→ Required work:
Reproduce each of the rows below word for word, leaving out the pictures.
* Begin *
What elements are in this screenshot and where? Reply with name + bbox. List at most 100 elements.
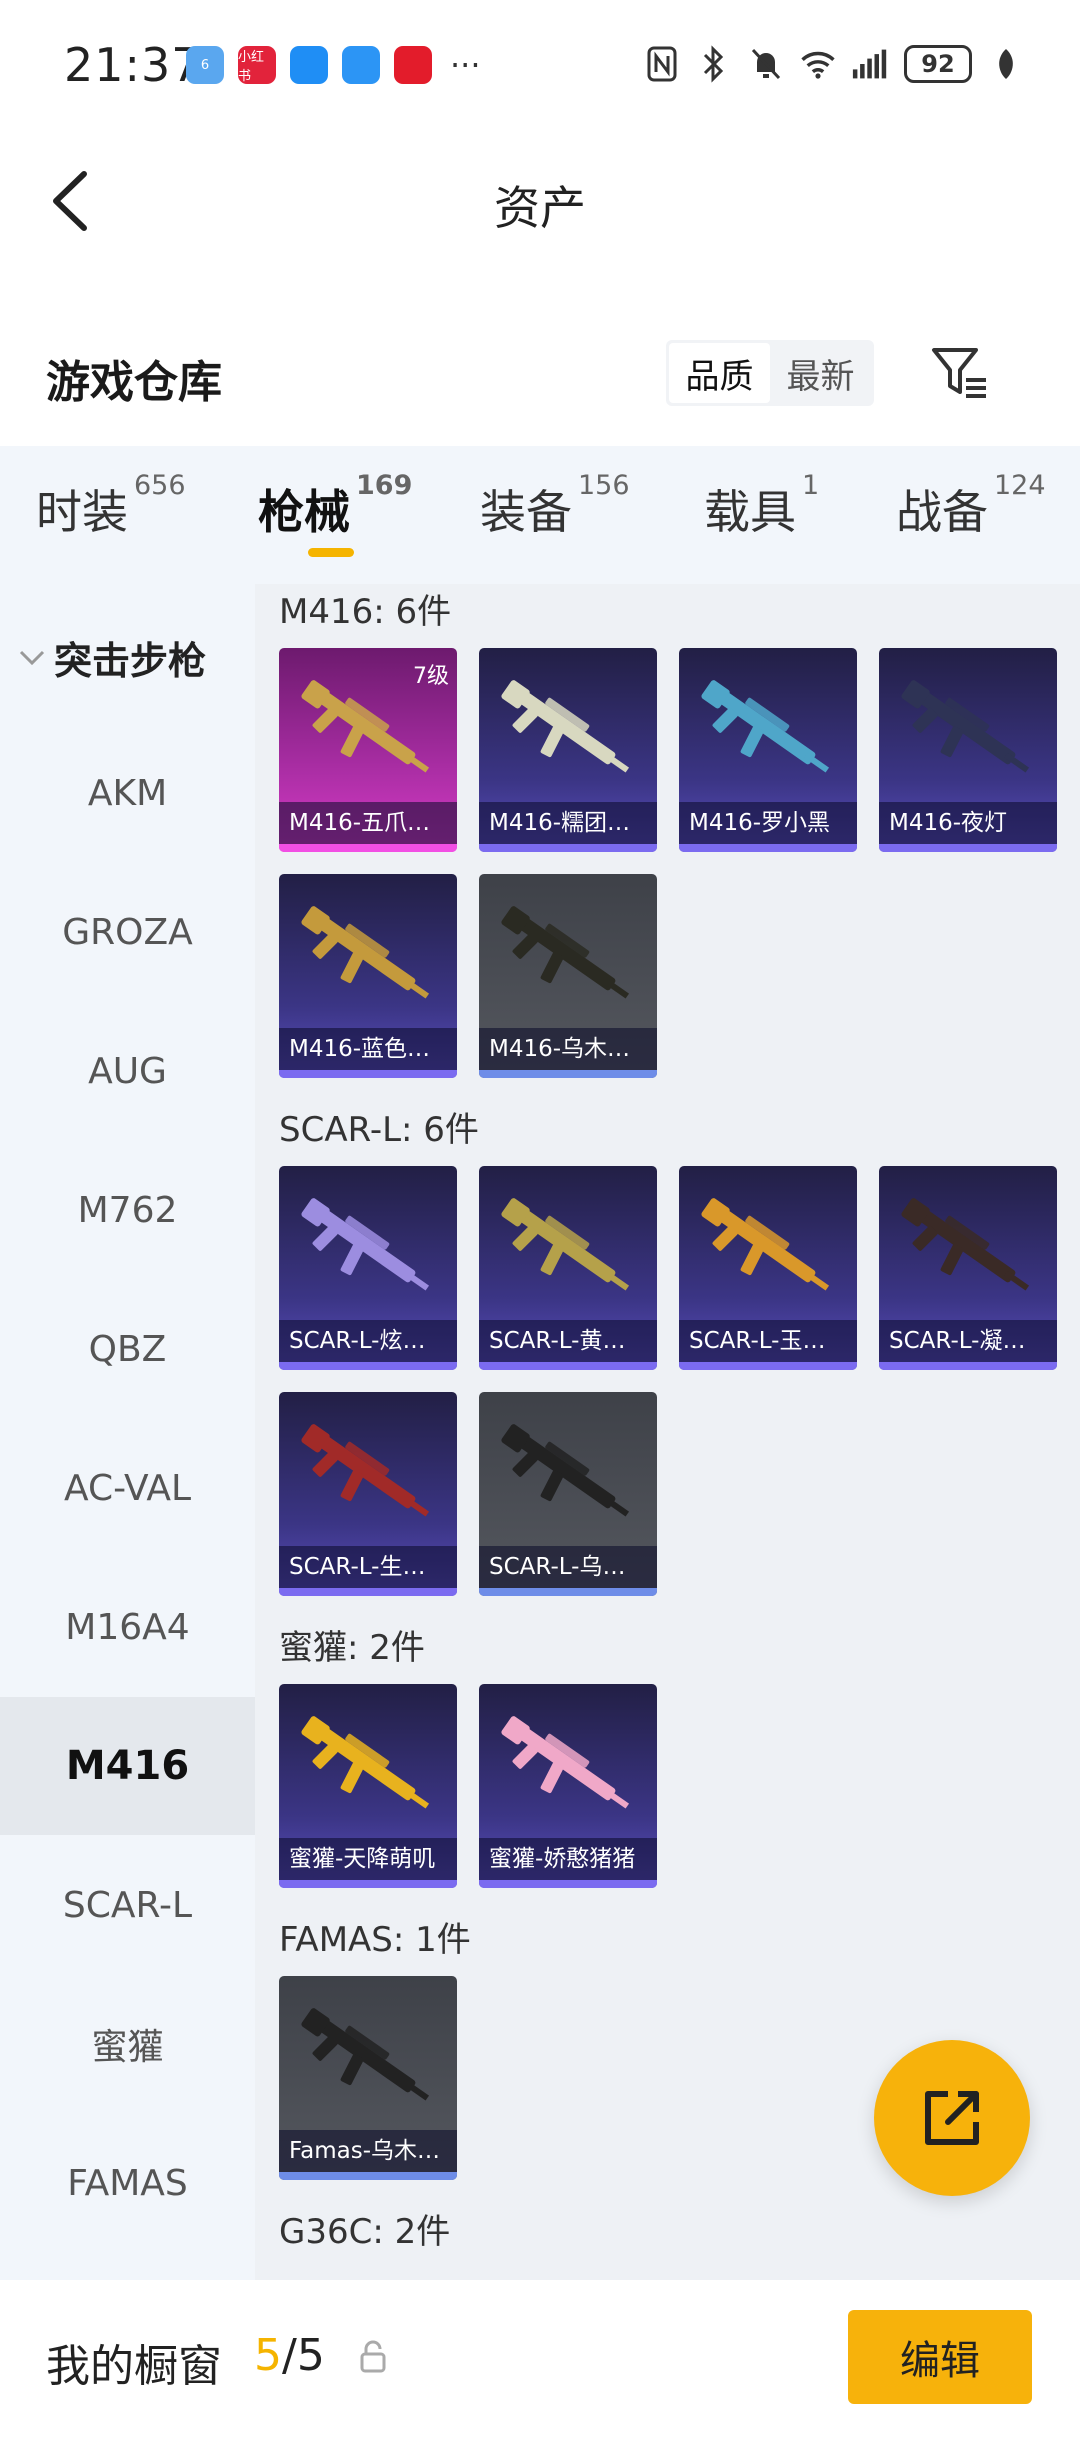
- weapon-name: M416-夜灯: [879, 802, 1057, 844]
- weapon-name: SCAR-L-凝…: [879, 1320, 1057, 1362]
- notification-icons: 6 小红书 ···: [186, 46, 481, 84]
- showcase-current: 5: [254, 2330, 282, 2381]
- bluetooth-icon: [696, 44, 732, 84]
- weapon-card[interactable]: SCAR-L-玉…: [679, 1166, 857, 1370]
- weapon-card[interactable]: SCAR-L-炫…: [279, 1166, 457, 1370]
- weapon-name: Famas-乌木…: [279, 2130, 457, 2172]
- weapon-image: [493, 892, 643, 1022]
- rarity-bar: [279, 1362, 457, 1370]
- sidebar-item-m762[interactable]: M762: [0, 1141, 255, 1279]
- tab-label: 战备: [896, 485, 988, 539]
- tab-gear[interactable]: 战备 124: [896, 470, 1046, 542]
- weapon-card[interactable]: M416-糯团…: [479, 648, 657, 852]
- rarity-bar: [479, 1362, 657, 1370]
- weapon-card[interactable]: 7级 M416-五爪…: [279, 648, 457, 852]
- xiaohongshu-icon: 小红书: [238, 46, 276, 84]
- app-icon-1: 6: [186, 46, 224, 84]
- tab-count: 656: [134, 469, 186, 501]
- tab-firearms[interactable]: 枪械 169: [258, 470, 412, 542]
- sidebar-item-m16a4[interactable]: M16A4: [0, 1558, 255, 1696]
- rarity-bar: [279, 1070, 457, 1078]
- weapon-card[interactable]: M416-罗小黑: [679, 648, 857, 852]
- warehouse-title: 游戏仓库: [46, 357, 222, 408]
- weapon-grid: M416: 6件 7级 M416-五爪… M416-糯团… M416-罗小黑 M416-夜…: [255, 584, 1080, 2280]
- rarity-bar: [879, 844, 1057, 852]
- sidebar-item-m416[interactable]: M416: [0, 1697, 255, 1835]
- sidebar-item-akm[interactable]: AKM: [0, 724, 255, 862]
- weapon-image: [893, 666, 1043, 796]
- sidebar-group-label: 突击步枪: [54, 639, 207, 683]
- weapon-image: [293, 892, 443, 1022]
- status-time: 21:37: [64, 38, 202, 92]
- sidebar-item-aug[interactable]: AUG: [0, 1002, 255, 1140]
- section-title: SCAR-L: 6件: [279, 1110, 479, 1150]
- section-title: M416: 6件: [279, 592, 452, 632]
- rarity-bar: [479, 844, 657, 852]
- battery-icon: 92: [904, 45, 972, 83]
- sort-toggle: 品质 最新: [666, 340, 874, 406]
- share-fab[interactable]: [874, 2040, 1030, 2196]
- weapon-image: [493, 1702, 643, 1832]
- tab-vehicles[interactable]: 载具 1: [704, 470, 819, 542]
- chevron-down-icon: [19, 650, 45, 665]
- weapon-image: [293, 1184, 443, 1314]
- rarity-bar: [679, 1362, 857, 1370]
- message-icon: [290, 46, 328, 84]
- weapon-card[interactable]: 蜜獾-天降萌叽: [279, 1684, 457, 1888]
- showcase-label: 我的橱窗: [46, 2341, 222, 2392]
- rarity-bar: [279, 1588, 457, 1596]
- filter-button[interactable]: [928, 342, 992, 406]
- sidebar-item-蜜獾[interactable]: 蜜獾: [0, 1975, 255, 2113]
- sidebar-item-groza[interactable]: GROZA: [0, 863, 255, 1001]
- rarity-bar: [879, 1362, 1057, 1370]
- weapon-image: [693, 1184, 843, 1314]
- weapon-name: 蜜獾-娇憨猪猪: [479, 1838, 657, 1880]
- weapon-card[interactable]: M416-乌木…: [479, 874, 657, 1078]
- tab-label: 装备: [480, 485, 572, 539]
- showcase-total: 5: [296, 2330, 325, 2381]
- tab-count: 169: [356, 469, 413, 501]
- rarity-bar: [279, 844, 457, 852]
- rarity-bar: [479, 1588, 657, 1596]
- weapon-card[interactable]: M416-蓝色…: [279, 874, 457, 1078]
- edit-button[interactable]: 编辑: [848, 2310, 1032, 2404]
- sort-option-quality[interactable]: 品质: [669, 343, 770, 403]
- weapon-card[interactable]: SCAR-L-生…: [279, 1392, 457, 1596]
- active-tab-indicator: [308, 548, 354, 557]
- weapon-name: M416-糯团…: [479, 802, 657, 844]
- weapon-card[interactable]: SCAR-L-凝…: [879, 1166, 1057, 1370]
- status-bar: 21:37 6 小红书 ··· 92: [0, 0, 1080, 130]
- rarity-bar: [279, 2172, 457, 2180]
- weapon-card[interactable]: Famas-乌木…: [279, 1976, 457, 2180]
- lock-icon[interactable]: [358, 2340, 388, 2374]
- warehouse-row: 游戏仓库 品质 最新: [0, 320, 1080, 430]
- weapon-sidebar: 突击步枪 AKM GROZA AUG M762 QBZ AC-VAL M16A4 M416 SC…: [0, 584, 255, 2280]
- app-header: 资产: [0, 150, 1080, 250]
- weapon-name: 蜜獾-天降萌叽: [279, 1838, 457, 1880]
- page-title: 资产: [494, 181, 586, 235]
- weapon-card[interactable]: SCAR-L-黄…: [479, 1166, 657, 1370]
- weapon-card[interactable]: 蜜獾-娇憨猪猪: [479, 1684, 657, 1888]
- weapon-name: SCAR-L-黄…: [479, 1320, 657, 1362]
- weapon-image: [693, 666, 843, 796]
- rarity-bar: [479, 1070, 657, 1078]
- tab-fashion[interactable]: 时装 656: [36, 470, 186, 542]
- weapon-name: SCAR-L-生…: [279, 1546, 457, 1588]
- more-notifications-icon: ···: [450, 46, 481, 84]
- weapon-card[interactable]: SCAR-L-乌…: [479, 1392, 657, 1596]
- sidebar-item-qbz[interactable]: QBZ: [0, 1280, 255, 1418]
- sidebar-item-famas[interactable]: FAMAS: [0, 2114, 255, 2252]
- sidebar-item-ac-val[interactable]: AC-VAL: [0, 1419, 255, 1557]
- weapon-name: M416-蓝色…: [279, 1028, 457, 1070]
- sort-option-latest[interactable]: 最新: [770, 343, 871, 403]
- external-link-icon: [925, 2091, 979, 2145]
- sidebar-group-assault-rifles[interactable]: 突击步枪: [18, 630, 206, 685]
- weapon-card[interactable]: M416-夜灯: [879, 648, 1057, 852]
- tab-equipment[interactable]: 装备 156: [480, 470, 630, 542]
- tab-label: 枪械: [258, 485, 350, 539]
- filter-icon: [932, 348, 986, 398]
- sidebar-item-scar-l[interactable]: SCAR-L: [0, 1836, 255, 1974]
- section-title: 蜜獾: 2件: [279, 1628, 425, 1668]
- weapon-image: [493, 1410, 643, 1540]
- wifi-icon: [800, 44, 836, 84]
* End *
→ Task answer:
What elements are in this screenshot and where? Reply with name + bbox. List at most 100 elements.
- weapon-name: M416-夜灯: [879, 802, 1057, 844]
- weapon-name: SCAR-L-凝…: [879, 1320, 1057, 1362]
- notification-icons: 6 小红书 ···: [186, 46, 481, 84]
- showcase-current: 5: [254, 2330, 282, 2381]
- bluetooth-icon: [696, 44, 732, 84]
- weapon-card[interactable]: SCAR-L-玉…: [679, 1166, 857, 1370]
- weapon-card[interactable]: SCAR-L-炫…: [279, 1166, 457, 1370]
- weapon-name: Famas-乌木…: [279, 2130, 457, 2172]
- weapon-image: [493, 892, 643, 1022]
- rarity-bar: [279, 1362, 457, 1370]
- sidebar-item-m762[interactable]: M762: [0, 1141, 255, 1279]
- tab-label: 战备: [896, 485, 988, 539]
- tab-gear[interactable]: 战备 124: [896, 470, 1046, 542]
- weapon-card[interactable]: M416-糯团…: [479, 648, 657, 852]
- rarity-bar: [479, 1362, 657, 1370]
- weapon-card[interactable]: 7级 M416-五爪…: [279, 648, 457, 852]
- xiaohongshu-icon: 小红书: [238, 46, 276, 84]
- app-icon-1: 6: [186, 46, 224, 84]
- tab-count: 656: [134, 469, 186, 501]
- tab-firearms[interactable]: 枪械 169: [258, 470, 412, 542]
- sidebar-item-m16a4[interactable]: M16A4: [0, 1558, 255, 1696]
- rarity-bar: [279, 1070, 457, 1078]
- weapon-card[interactable]: M416-罗小黑: [679, 648, 857, 852]
- warehouse-title: 游戏仓库: [46, 357, 222, 408]
- weapon-grid: M416: 6件 7级 M416-五爪… M416-糯团… M416-罗小黑 M416-夜…: [255, 584, 1080, 2280]
- rarity-bar: [879, 844, 1057, 852]
- sidebar-item-m416[interactable]: M416: [0, 1697, 255, 1835]
- sidebar-item-akm[interactable]: AKM: [0, 724, 255, 862]
- weapon-image: [893, 666, 1043, 796]
- sidebar-group-label: 突击步枪: [54, 639, 207, 683]
- weapon-image: [293, 892, 443, 1022]
- status-time: 21:37: [64, 38, 202, 92]
- sidebar-item-aug[interactable]: AUG: [0, 1002, 255, 1140]
- section-title: SCAR-L: 6件: [279, 1110, 479, 1150]
- section-title: M416: 6件: [279, 592, 452, 632]
- rarity-bar: [479, 844, 657, 852]
- battery-icon: 92: [904, 45, 972, 83]
- sort-toggle: 品质 最新: [666, 340, 874, 406]
- share-fab[interactable]: [874, 2040, 1030, 2196]
- weapon-image: [493, 1702, 643, 1832]
- tab-vehicles[interactable]: 载具 1: [704, 470, 819, 542]
- chevron-down-icon: [19, 650, 45, 665]
- weapon-image: [293, 1184, 443, 1314]
- rarity-bar: [679, 1362, 857, 1370]
- message-icon: [290, 46, 328, 84]
- weapon-card[interactable]: 蜜獾-天降萌叽: [279, 1684, 457, 1888]
- showcase-label: 我的橱窗: [46, 2341, 222, 2392]
- rarity-bar: [279, 1588, 457, 1596]
- filter-button[interactable]: [928, 342, 992, 406]
- sidebar-item-蜜獾[interactable]: 蜜獾: [0, 1975, 255, 2113]
- sidebar-item-groza[interactable]: GROZA: [0, 863, 255, 1001]
- rarity-bar: [879, 1362, 1057, 1370]
- weapon-image: [693, 1184, 843, 1314]
- weapon-name: 蜜獾-娇憨猪猪: [479, 1838, 657, 1880]
- weapon-card[interactable]: M416-乌木…: [479, 874, 657, 1078]
- tab-label: 装备: [480, 485, 572, 539]
- showcase-total: 5: [296, 2330, 325, 2381]
- tab-count: 169: [356, 469, 413, 501]
- rarity-bar: [279, 844, 457, 852]
- rarity-bar: [479, 1588, 657, 1596]
- weapon-card[interactable]: M416-蓝色…: [279, 874, 457, 1078]
- edit-button[interactable]: 编辑: [848, 2310, 1032, 2404]
- sort-option-quality[interactable]: 品质: [669, 343, 770, 403]
- weapon-card[interactable]: SCAR-L-生…: [279, 1392, 457, 1596]
- active-tab-indicator: [308, 548, 354, 557]
- weapon-name: M416-糯团…: [479, 802, 657, 844]
- weapon-card[interactable]: SCAR-L-凝…: [879, 1166, 1057, 1370]
- status-bar: 21:37 6 小红书 ··· 92: [0, 0, 1080, 130]
- rarity-bar: [279, 2172, 457, 2180]
- weapon-card[interactable]: Famas-乌木…: [279, 1976, 457, 2180]
- lock-icon[interactable]: [358, 2340, 388, 2374]
- warehouse-row: 游戏仓库 品质 最新: [0, 320, 1080, 430]
- weapon-sidebar: 突击步枪 AKM GROZA AUG M762 QBZ AC-VAL M16A4 M416 SC…: [0, 584, 255, 2280]
- app-header: 资产: [0, 150, 1080, 250]
- weapon-name: 蜜獾-天降萌叽: [279, 1838, 457, 1880]
- page-title: 资产: [494, 181, 586, 235]
- weapon-card[interactable]: SCAR-L-黄…: [479, 1166, 657, 1370]
- weapon-card[interactable]: 蜜獾-娇憨猪猪: [479, 1684, 657, 1888]
- weapon-name: SCAR-L-黄…: [479, 1320, 657, 1362]
- weapon-image: [693, 666, 843, 796]
- rarity-bar: [479, 1070, 657, 1078]
- tab-fashion[interactable]: 时装 656: [36, 470, 186, 542]
- weapon-name: SCAR-L-生…: [279, 1546, 457, 1588]
- more-notifications-icon: ···: [450, 46, 481, 84]
- weapon-card[interactable]: SCAR-L-乌…: [479, 1392, 657, 1596]
- sidebar-item-qbz[interactable]: QBZ: [0, 1280, 255, 1418]
- sidebar-item-famas[interactable]: FAMAS: [0, 2114, 255, 2252]
- sidebar-item-ac-val[interactable]: AC-VAL: [0, 1419, 255, 1557]
- weapon-name: M416-蓝色…: [279, 1028, 457, 1070]
- sort-option-latest[interactable]: 最新: [770, 343, 871, 403]
- external-link-icon: [925, 2091, 979, 2145]
- sidebar-group-assault-rifles[interactable]: 突击步枪: [18, 630, 206, 685]
- weapon-card[interactable]: M416-夜灯: [879, 648, 1057, 852]
- tab-equipment[interactable]: 装备 156: [480, 470, 630, 542]
- tab-label: 枪械: [258, 485, 350, 539]
- filter-icon: [932, 348, 986, 398]
- sidebar-item-scar-l[interactable]: SCAR-L: [0, 1836, 255, 1974]
- section-title: 蜜獾: 2件: [279, 1628, 425, 1668]
- weapon-image: [493, 1410, 643, 1540]
- wifi-icon: [800, 44, 836, 84]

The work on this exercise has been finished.